(Extracted records)
------------------------------

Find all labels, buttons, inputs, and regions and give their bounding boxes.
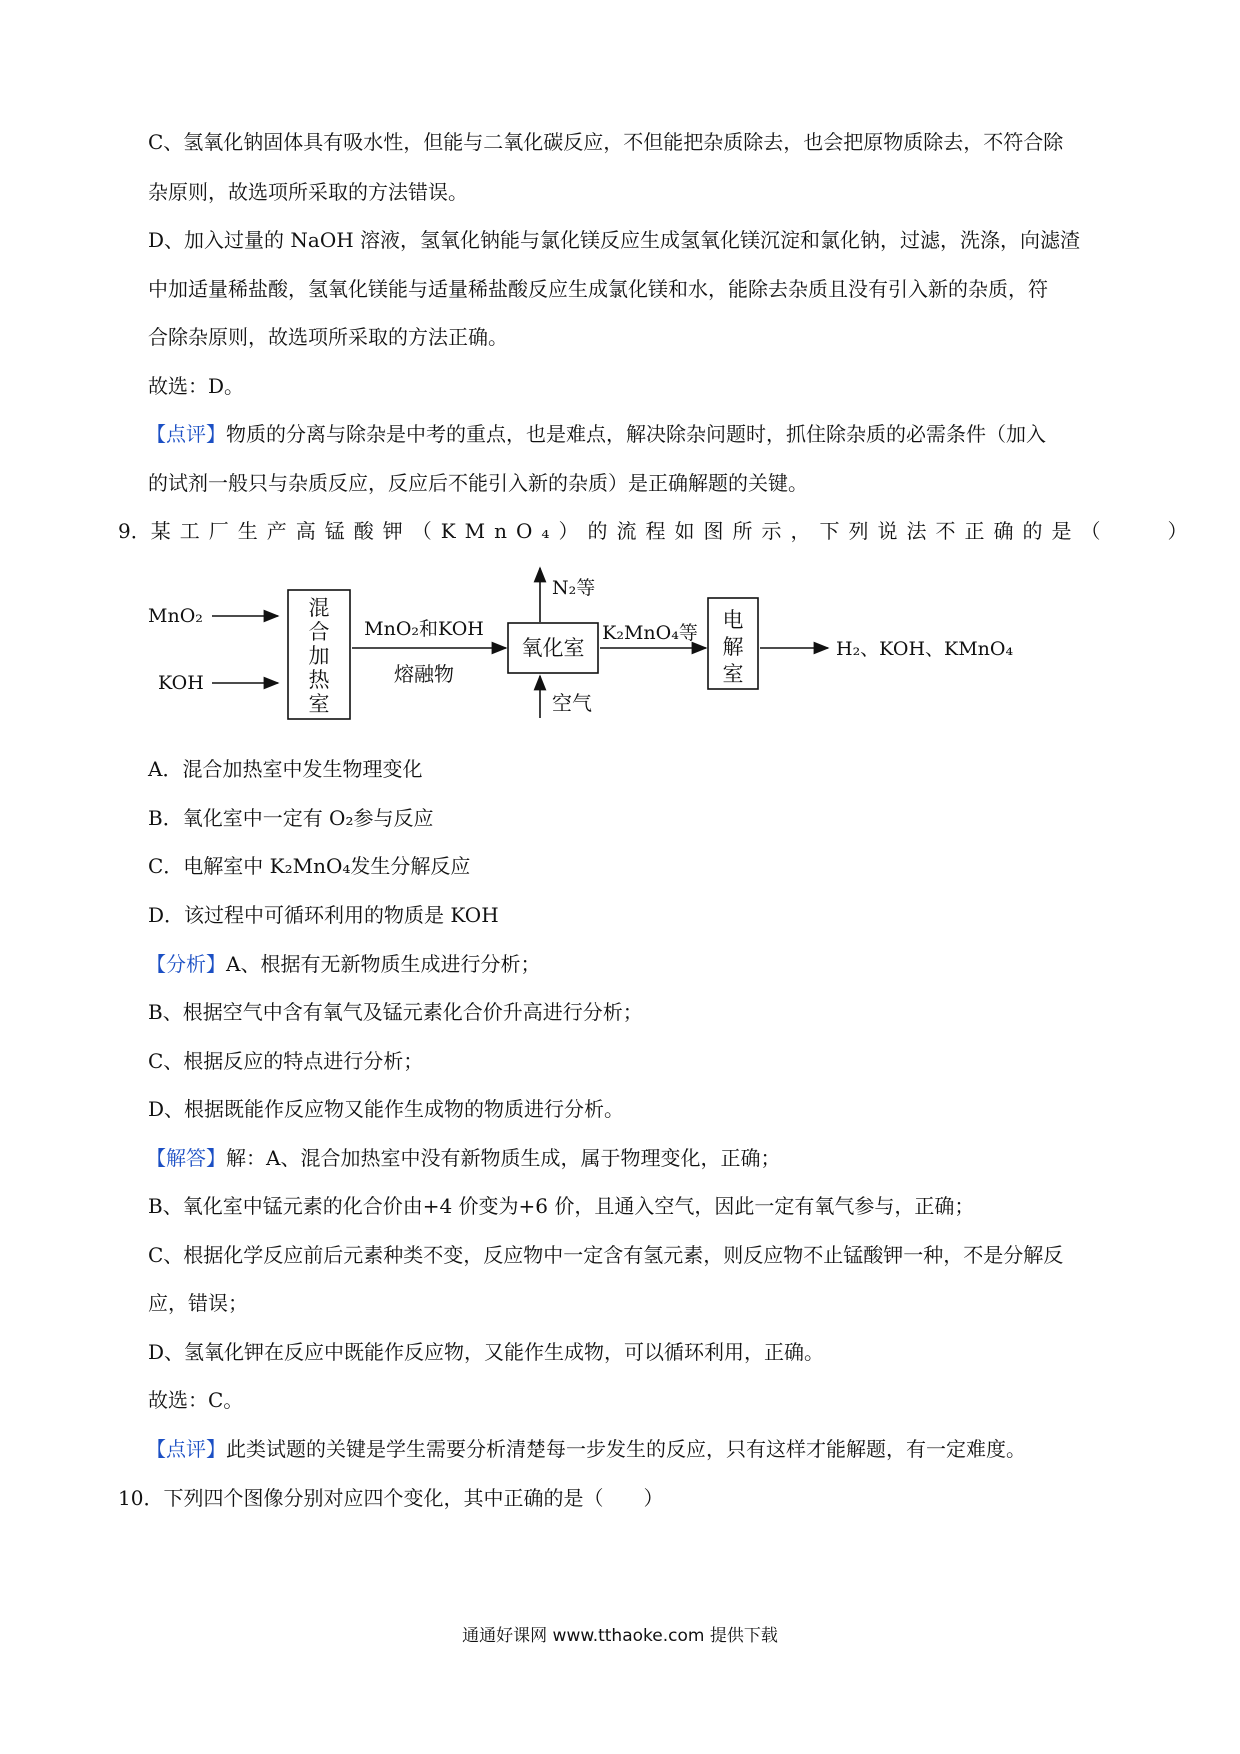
comment-line [146, 424, 1046, 444]
text-line: D、氢氧化钾在反应中既能作反应物，又能作生成物，可以循环利用，正确。 [148, 1340, 825, 1364]
analysis-line [146, 954, 540, 974]
text-line: 应，错误； [148, 1291, 248, 1315]
box-char: 热 [308, 668, 330, 692]
text-line: C、根据化学反应前后元素种类不变，反应物中一定含有氢元素，则反应物不止锰酸钾一种，不是分解反 [148, 1243, 1064, 1267]
box-char: 加 [308, 644, 330, 668]
box-char: 解 [722, 635, 744, 659]
option-c: C．电解室中 K₂MnO₄发生分解反应 [148, 854, 471, 878]
box-char: 室 [722, 662, 744, 686]
text-line: D、加入过量的 NaOH 溶液，氢氧化钠能与氯化镁反应生成氢氧化镁沉淀和氯化钠，过滤，洗涤，向滤渣 [148, 228, 1081, 252]
option-a: A．混合加热室中发生物理变化 [148, 757, 423, 781]
comment-tag: 【点评】 [146, 1437, 226, 1461]
option-b: B．氧化室中一定有 O₂参与反应 [148, 806, 434, 830]
answer-tag: 【解答】 [146, 1146, 226, 1170]
text-line: 杂原则，故选项所采取的方法错误。 [148, 180, 468, 204]
comment-text: 此类试题的关键是学生需要分析清楚每一步发生的反应，只有这样才能解题，有一定难度。 [226, 1437, 1026, 1461]
box-char: 合 [308, 620, 330, 644]
box-char: 混 [308, 596, 330, 620]
arrow-2-top-label: K₂MnO₄等 [602, 622, 698, 644]
arrow-1-bottom-label: 熔融物 [394, 662, 454, 686]
comment-text: 物质的分离与除杂是中考的重点，也是难点，解决除杂问题时，抓住除杂质的必需条件（加入 [226, 422, 1046, 446]
question-9-stem [118, 521, 1196, 541]
air-input-label: 空气 [552, 691, 592, 715]
box-char: 室 [308, 692, 330, 716]
text-line: C、氢氧化钠固体具有吸水性，但能与二氧化碳反应，不但能把杂质除去，也会把原物质除去，不符合除 [148, 130, 1064, 154]
comment-tag: 【点评】 [146, 422, 226, 446]
analysis-tag: 【分析】 [146, 952, 226, 976]
option-d: D．该过程中可循环利用的物质是 KOH [148, 903, 499, 927]
page-footer: 通通好课网 www.tthaoke.com 提供下载 [462, 1626, 778, 1646]
answer-text: 解：A、混合加热室中没有新物质生成，属于物理变化，正确； [226, 1146, 781, 1170]
comment-line [146, 1439, 1026, 1459]
oxidation-room-label: 氧化室 [521, 636, 585, 660]
input-koh-label: KOH [158, 672, 204, 694]
text-line: 合除杂原则，故选项所采取的方法正确。 [148, 325, 508, 349]
box-char: 电 [722, 608, 744, 632]
text-line: 的试剂一般只与杂质反应，反应后不能引入新的杂质）是正确解题的关键。 [148, 471, 808, 495]
question-10-stem [118, 1488, 663, 1508]
arrow-1-top-label: MnO₂和KOH [364, 618, 484, 640]
question-number: 9． [118, 519, 151, 543]
question-number: 10． [118, 1486, 164, 1510]
question-text: 某工厂生产高锰酸钾（KMnO₄）的流程如图所示，下列说法不正确的是（ ） [150, 519, 1197, 543]
output-label: H₂、KOH、KMnO₄ [836, 638, 1014, 660]
text-line: D、根据既能作反应物又能作生成物的物质进行分析。 [148, 1097, 625, 1121]
choice-line: 故选：C。 [148, 1388, 244, 1412]
answer-line [146, 1148, 780, 1168]
text-line: B、氧化室中锰元素的化合价由+4 价变为+6 价，且通入空气，因此一定有氧气参与，正确； [148, 1194, 975, 1218]
up-output-label: N₂等 [552, 577, 596, 599]
text-line: C、根据反应的特点进行分析； [148, 1049, 424, 1073]
choice-line: 故选：D。 [148, 374, 245, 398]
text-line: B、根据空气中含有氧气及锰元素化合价升高进行分析； [148, 1000, 643, 1024]
analysis-text: A、根据有无新物质生成进行分析； [226, 952, 541, 976]
question-text: 下列四个图像分别对应四个变化，其中正确的是（ ） [163, 1486, 664, 1510]
input-mno2-label: MnO₂ [148, 605, 203, 627]
text-line: 中加适量稀盐酸，氢氧化镁能与适量稀盐酸反应生成氯化镁和水，能除去杂质且没有引入新的杂质，符 [148, 277, 1048, 301]
flow-diagram [140, 560, 1080, 750]
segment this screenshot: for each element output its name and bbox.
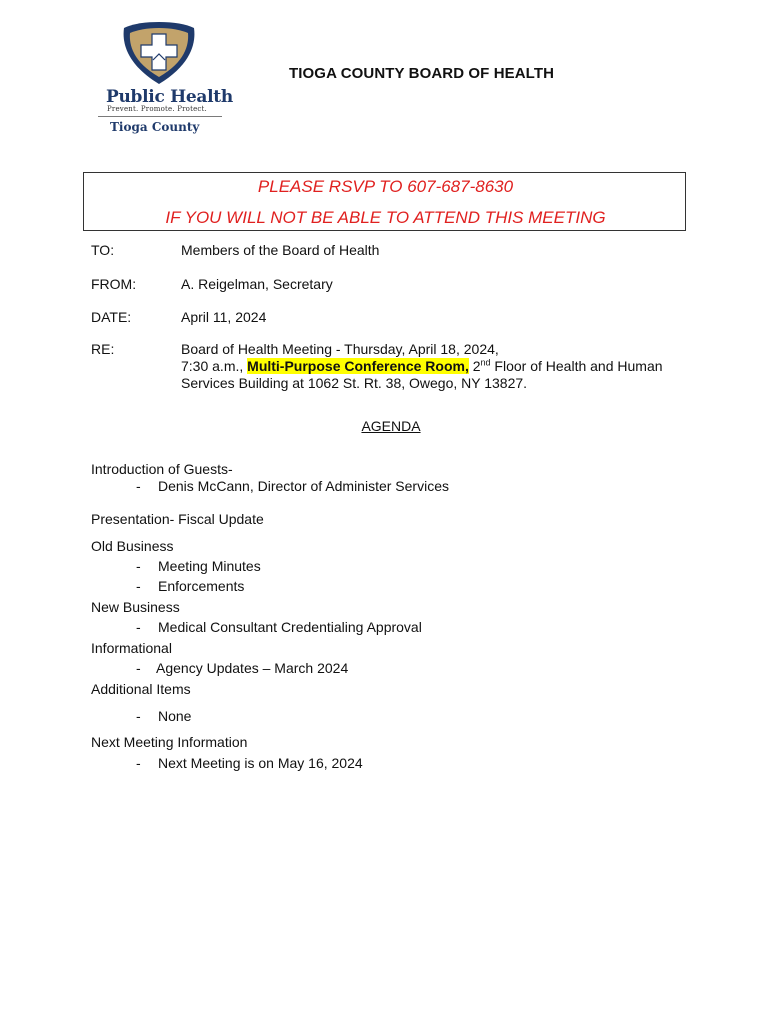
agenda-heading: AGENDA — [361, 418, 421, 434]
rsvp-line-1: PLEASE RSVP TO 607-687-8630 — [257, 177, 514, 196]
new-business-heading: New Business — [91, 599, 180, 615]
from-value: A. Reigelman, Secretary — [181, 276, 333, 292]
informational-item-1: Agency Updates – March 2024 — [156, 660, 349, 676]
intro-guests-heading: Introduction of Guests- — [91, 461, 233, 477]
re-line-2-pre: 7:30 a.m., — [181, 358, 248, 374]
re-line-2-post: Floor of Health and Human — [490, 358, 663, 374]
logo-divider — [98, 116, 222, 117]
list-dash: - — [136, 708, 141, 724]
rsvp-line-2: IF YOU WILL NOT BE ABLE TO ATTEND THIS MEETING — [165, 208, 606, 227]
presentation-item: Presentation- Fiscal Update — [91, 511, 264, 527]
to-value: Members of the Board of Health — [181, 242, 380, 258]
date-value: April 11, 2024 — [181, 309, 267, 325]
additional-item-1: None — [158, 708, 192, 724]
re-description — [181, 341, 663, 392]
logo-county: Tioga County — [110, 120, 200, 134]
list-dash: - — [136, 660, 141, 676]
intro-guest-item: Denis McCann, Director of Administer Services — [158, 478, 449, 494]
old-business-item-2: Enforcements — [158, 578, 245, 594]
list-dash: - — [136, 578, 141, 594]
old-business-item-1: Meeting Minutes — [158, 558, 261, 574]
list-dash: - — [136, 755, 141, 771]
re-line-2 — [181, 358, 663, 375]
list-dash: - — [136, 619, 141, 635]
old-business-heading: Old Business — [91, 538, 174, 554]
next-meeting-item-1: Next Meeting is on May 16, 2024 — [158, 755, 363, 771]
next-meeting-heading: Next Meeting Information — [91, 734, 248, 750]
re-line-1: Board of Health Meeting - Thursday, April 18, 2024, — [181, 341, 499, 357]
list-dash: - — [136, 558, 141, 574]
re-line-3: Services Building at 1062 St. Rt. 38, Owego, NY 13827. — [181, 375, 528, 391]
from-label: FROM: — [91, 276, 137, 292]
re-line-2-sup: nd — [480, 357, 491, 368]
re-line-2-num: 2 — [468, 358, 481, 374]
page-title: TIOGA COUNTY BOARD OF HEALTH — [289, 65, 555, 82]
additional-items-heading: Additional Items — [91, 681, 191, 697]
new-business-item-1: Medical Consultant Credentialing Approval — [158, 619, 422, 635]
rsvp-notice-box — [83, 172, 686, 231]
informational-heading: Informational — [91, 640, 172, 656]
logo-name: Public Health — [106, 87, 233, 107]
list-dash: - — [136, 478, 141, 494]
shield-cross-icon — [96, 20, 222, 86]
date-label: DATE: — [91, 309, 132, 325]
to-label: TO: — [91, 242, 115, 258]
meeting-room-highlight: Multi-Purpose Conference Room, — [247, 358, 469, 374]
logo-tagline: Prevent. Promote. Protect. — [107, 105, 207, 113]
public-health-logo — [96, 20, 233, 138]
re-label: RE: — [91, 341, 115, 357]
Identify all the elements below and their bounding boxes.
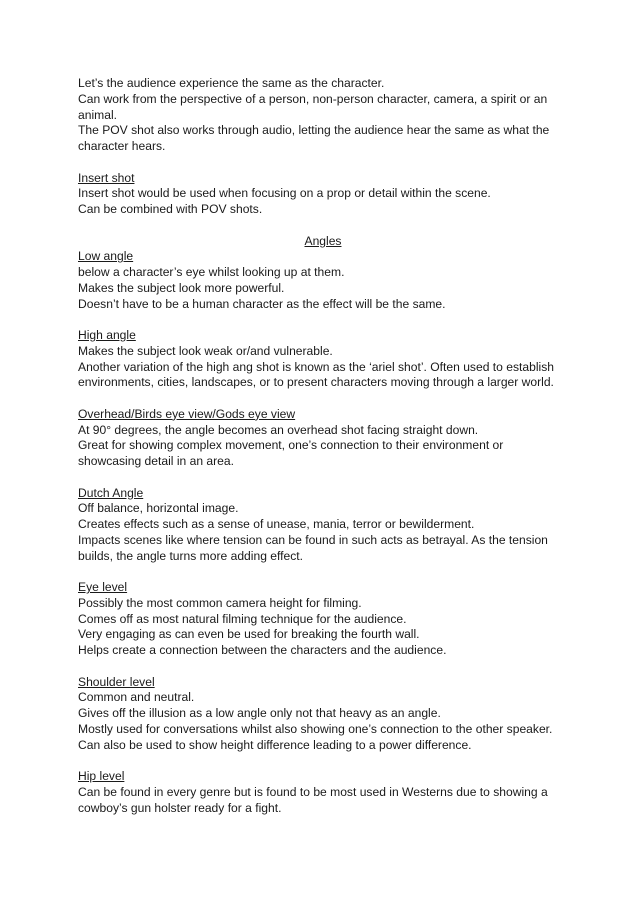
paragraph-gap	[78, 753, 568, 769]
paragraph-gap	[78, 218, 568, 234]
section-heading-overhead: Overhead/Birds eye view/Gods eye view	[78, 406, 296, 421]
paragraph-gap	[78, 312, 568, 328]
section-heading-low-angle: Low angle	[78, 249, 134, 264]
body-line: Possibly the most common camera height for filming.	[78, 595, 362, 610]
body-line: Insert shot would be used when focusing on a prop or detail within the scene.	[78, 186, 491, 201]
document-body	[78, 76, 568, 816]
paragraph-gap	[78, 659, 568, 675]
body-line: Great for showing complex movement, one’s connection to their environment or showcasing detail in an area.	[78, 438, 504, 468]
paragraph-gap	[78, 470, 568, 486]
angles-title: Angles	[304, 233, 342, 248]
section-heading-shoulder-level: Shoulder level	[78, 674, 155, 689]
body-line: Creates effects such as a sense of unease, mania, terror or bewilderment.	[78, 517, 475, 531]
body-line: Makes the subject look more powerful.	[78, 280, 285, 295]
body-line: Can also be used to show height difference leading to a power difference.	[78, 737, 472, 752]
body-line: Can work from the perspective of a person, non-person character, camera, a spirit or an animal.	[78, 91, 548, 122]
section-heading-dutch-angle: Dutch Angle	[78, 485, 144, 500]
body-line: Off balance, horizontal image.	[78, 501, 239, 516]
body-line: Mostly used for conversations whilst also showing one’s connection to the other speaker.	[78, 721, 553, 736]
body-line: Another variation of the high ang shot is known as the ‘ariel shot’. Often used to establish environments, cities, landscapes, or to present characters moving through a larger world.	[78, 359, 554, 390]
body-line: Gives off the illusion as a low angle only not that heavy as an angle.	[78, 706, 441, 720]
body-line: Very engaging as can even be used for breaking the fourth wall.	[78, 627, 420, 642]
section-heading-hip-level: Hip level	[78, 769, 125, 783]
paragraph-gap	[78, 564, 568, 580]
body-line: Comes off as most natural filming technique for the audience.	[78, 611, 407, 626]
paragraph-gap	[78, 155, 568, 171]
body-line: Helps create a connection between the characters and the audience.	[78, 643, 447, 657]
body-line: Impacts scenes like where tension can be found in such acts as betrayal. As the tension builds, the angle turns more adding effect.	[78, 532, 548, 563]
section-heading-insert-shot: Insert shot	[78, 170, 135, 185]
body-line: Common and neutral.	[78, 690, 195, 705]
section-heading-high-angle: High angle	[78, 328, 136, 342]
body-line: Let’s the audience experience the same as the character.	[78, 76, 385, 90]
body-line: The POV shot also works through audio, letting the audience hear the same as what the character hears.	[78, 123, 550, 153]
body-line: Can be combined with POV shots.	[78, 202, 263, 216]
paragraph-gap	[78, 391, 568, 407]
body-line: Makes the subject look weak or/and vulnerable.	[78, 343, 333, 358]
body-line: below a character’s eye whilst looking up at them.	[78, 265, 345, 279]
body-line: Can be found in every genre but is found to be most used in Westerns due to showing a cowboy’s gun holster ready for a fight.	[78, 784, 548, 815]
section-heading-eye-level: Eye level	[78, 580, 128, 594]
body-line: Doesn’t have to be a human character as the effect will be the same.	[78, 296, 446, 311]
body-line: At 90° degrees, the angle becomes an overhead shot facing straight down.	[78, 422, 479, 437]
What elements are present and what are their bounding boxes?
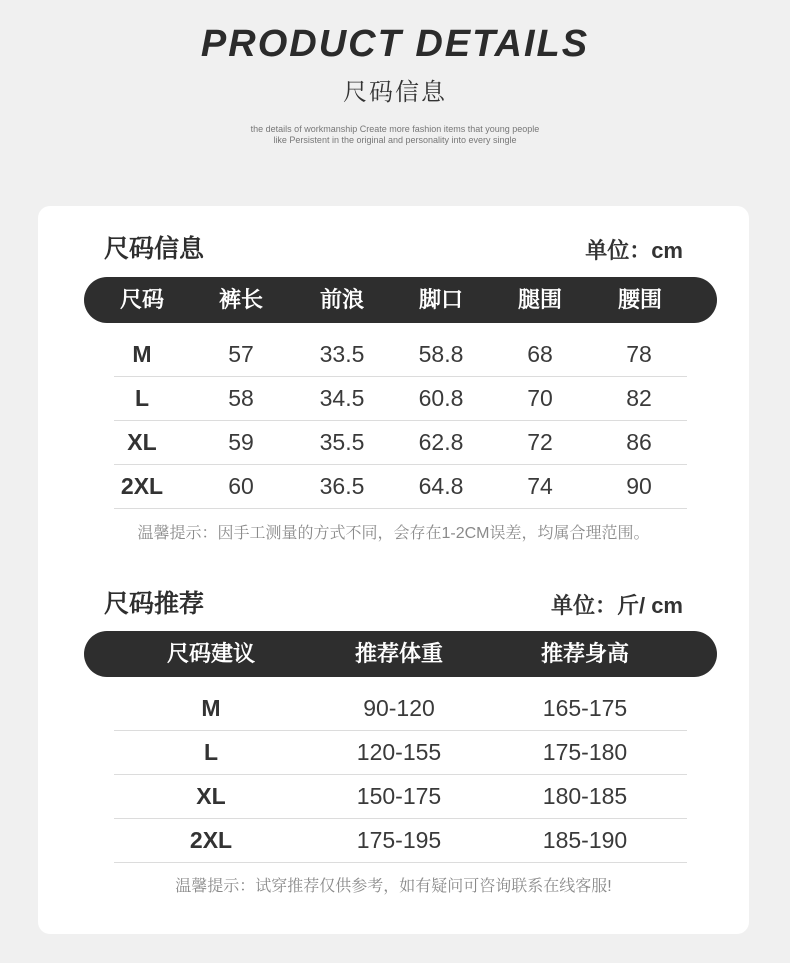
chinese-title: 尺码信息 [343, 79, 447, 106]
size-recommend-header-bar [84, 631, 717, 677]
size-info-note: 温馨提示：因手工测量的方式不同，会存在1-2CM误差，均属合理范围。 [137, 525, 650, 542]
cell-thigh: 70 [527, 385, 553, 411]
size-recommend-unit: 单位：斤/ cm [550, 593, 683, 618]
header-front-rise: 前浪 [319, 287, 365, 312]
table-row [114, 686, 687, 731]
cell-weight: 120-155 [356, 739, 442, 765]
cell-waist: 82 [626, 385, 652, 411]
cell-waist: 86 [626, 429, 652, 455]
cell-weight: 90-120 [363, 695, 435, 721]
tagline-line-2: like Persistent in the original and personality into every single [273, 135, 517, 145]
header-height: 推荐身高 [540, 641, 630, 666]
cell-size: M [201, 695, 221, 721]
size-recommend-title: 尺码推荐 [104, 590, 205, 618]
tagline [0, 124, 790, 146]
header-waist: 腰围 [617, 287, 663, 312]
cell-weight: 150-175 [356, 783, 442, 809]
cell-weight: 175-195 [356, 827, 442, 853]
table-row [114, 464, 687, 509]
cell-thigh: 74 [527, 473, 553, 499]
cell-length: 60 [228, 473, 254, 499]
cell-thigh: 72 [527, 429, 553, 455]
page-header [0, 0, 790, 200]
english-title: PRODUCT DETAILS [200, 23, 590, 65]
table-row [114, 376, 687, 421]
cell-size: XL [196, 783, 226, 809]
size-info-header-bar [84, 277, 717, 323]
header-size-suggestion: 尺码建议 [166, 641, 256, 666]
cell-leg-opening: 64.8 [418, 473, 464, 499]
cell-front-rise: 36.5 [319, 473, 365, 499]
table-row [114, 730, 687, 775]
cell-size: M [132, 341, 152, 367]
cell-length: 59 [228, 429, 254, 455]
cell-leg-opening: 60.8 [418, 385, 464, 411]
header-leg-opening: 脚口 [418, 287, 464, 312]
cell-size: XL [127, 429, 157, 455]
cell-height: 165-175 [542, 695, 628, 721]
table-row [114, 332, 687, 377]
cell-size: L [134, 385, 150, 411]
cell-size: L [203, 739, 219, 765]
table-row [114, 420, 687, 465]
cell-length: 58 [228, 385, 254, 411]
tagline-line-1: the details of workmanship Create more fashion items that young people [250, 124, 540, 134]
cell-front-rise: 33.5 [319, 341, 365, 367]
cell-waist: 78 [626, 341, 652, 367]
cell-front-rise: 35.5 [319, 429, 365, 455]
header-weight: 推荐体重 [354, 641, 444, 666]
size-info-unit: 单位：cm [585, 238, 683, 263]
cell-front-rise: 34.5 [319, 385, 365, 411]
cell-size: 2XL [120, 473, 164, 499]
header-thigh: 腿围 [517, 287, 563, 312]
table-row [114, 774, 687, 819]
cell-height: 175-180 [542, 739, 628, 765]
header-length: 裤长 [218, 287, 264, 312]
cell-waist: 90 [626, 473, 652, 499]
size-info-title: 尺码信息 [104, 235, 205, 263]
table-row [114, 818, 687, 863]
cell-length: 57 [228, 341, 254, 367]
cell-leg-opening: 62.8 [418, 429, 464, 455]
cell-leg-opening: 58.8 [418, 341, 464, 367]
cell-size: 2XL [189, 827, 233, 853]
cell-thigh: 68 [527, 341, 553, 367]
cell-height: 180-185 [542, 783, 628, 809]
header-size: 尺码 [119, 287, 165, 312]
cell-height: 185-190 [542, 827, 628, 853]
size-recommend-note: 温馨提示：试穿推荐仅供参考，如有疑问可咨询联系在线客服! [175, 878, 612, 895]
size-card [38, 206, 749, 934]
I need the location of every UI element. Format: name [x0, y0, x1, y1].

------------------------------

Instruction: Copy the lines of the items word for word, starting at the line that contains "chinese-title: 尺码信息 [343, 79, 447, 106]" and ending at the line that contains "cell-waist: 82 [626, 385, 652, 411]", with both of those lines included.

Answer to the task:
chinese-title: 尺码信息 [343, 79, 447, 106]
size-recommend-header-bar [84, 631, 717, 677]
size-info-note: 温馨提示：因手工测量的方式不同，会存在1-2CM误差，均属合理范围。 [137, 525, 650, 542]
cell-thigh: 70 [527, 385, 553, 411]
size-recommend-unit: 单位：斤/ cm [550, 593, 683, 618]
header-front-rise: 前浪 [319, 287, 365, 312]
table-row [114, 686, 687, 731]
cell-weight: 120-155 [356, 739, 442, 765]
cell-waist: 82 [626, 385, 652, 411]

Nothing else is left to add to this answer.